#### Information supplied
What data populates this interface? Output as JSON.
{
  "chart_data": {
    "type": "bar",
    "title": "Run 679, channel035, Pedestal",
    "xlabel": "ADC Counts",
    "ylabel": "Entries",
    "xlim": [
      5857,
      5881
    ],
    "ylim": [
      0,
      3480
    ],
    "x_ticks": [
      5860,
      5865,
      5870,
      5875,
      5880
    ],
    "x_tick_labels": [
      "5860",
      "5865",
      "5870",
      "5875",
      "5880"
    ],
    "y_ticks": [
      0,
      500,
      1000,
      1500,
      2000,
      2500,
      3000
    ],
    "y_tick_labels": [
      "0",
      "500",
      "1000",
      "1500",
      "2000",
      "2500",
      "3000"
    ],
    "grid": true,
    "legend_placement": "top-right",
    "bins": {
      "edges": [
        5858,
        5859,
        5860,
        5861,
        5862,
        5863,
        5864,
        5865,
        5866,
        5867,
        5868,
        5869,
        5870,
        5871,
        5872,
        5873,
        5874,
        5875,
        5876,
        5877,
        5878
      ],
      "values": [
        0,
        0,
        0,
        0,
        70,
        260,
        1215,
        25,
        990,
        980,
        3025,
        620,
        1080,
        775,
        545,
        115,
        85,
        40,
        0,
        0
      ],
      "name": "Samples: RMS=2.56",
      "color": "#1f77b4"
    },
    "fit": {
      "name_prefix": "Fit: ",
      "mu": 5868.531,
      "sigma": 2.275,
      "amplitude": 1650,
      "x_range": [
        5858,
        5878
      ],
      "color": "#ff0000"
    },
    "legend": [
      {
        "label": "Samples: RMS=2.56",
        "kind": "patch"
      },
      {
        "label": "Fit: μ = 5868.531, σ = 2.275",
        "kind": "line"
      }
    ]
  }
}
########
The records above need to be transcribed in full. Keep every character unchanged.

■ Answer for the task:
What data populates this interface? Output as JSON.
{
  "chart_data": {
    "type": "bar",
    "title": "Run 679, channel035, Pedestal",
    "xlabel": "ADC Counts",
    "ylabel": "Entries",
    "xlim": [
      5857,
      5881
    ],
    "ylim": [
      0,
      3480
    ],
    "x_ticks": [
      5860,
      5865,
      5870,
      5875,
      5880
    ],
    "x_tick_labels": [
      "5860",
      "5865",
      "5870",
      "5875",
      "5880"
    ],
    "y_ticks": [
      0,
      500,
      1000,
      1500,
      2000,
      2500,
      3000
    ],
    "y_tick_labels": [
      "0",
      "500",
      "1000",
      "1500",
      "2000",
      "2500",
      "3000"
    ],
    "grid": true,
    "legend_placement": "top-right",
    "bins": {
      "edges": [
        5858,
        5859,
        5860,
        5861,
        5862,
        5863,
        5864,
        5865,
        5866,
        5867,
        5868,
        5869,
        5870,
        5871,
        5872,
        5873,
        5874,
        5875,
        5876,
        5877,
        5878
      ],
      "values": [
        0,
        0,
        0,
        0,
        70,
        260,
        1215,
        25,
        990,
        980,
        3025,
        620,
        1080,
        775,
        545,
        115,
        85,
        40,
        0,
        0
      ],
      "name": "Samples: RMS=2.56",
      "color": "#1f77b4"
    },
    "fit": {
      "name_prefix": "Fit: ",
      "mu": 5868.531,
      "sigma": 2.275,
      "amplitude": 1650,
      "x_range": [
        5858,
        5878
      ],
      "color": "#ff0000"
    },
    "legend": [
      {
        "label": "Samples: RMS=2.56",
        "kind": "patch"
      },
      {
        "label": "Fit: μ = 5868.531, σ = 2.275",
        "kind": "line"
      }
    ]
  }
}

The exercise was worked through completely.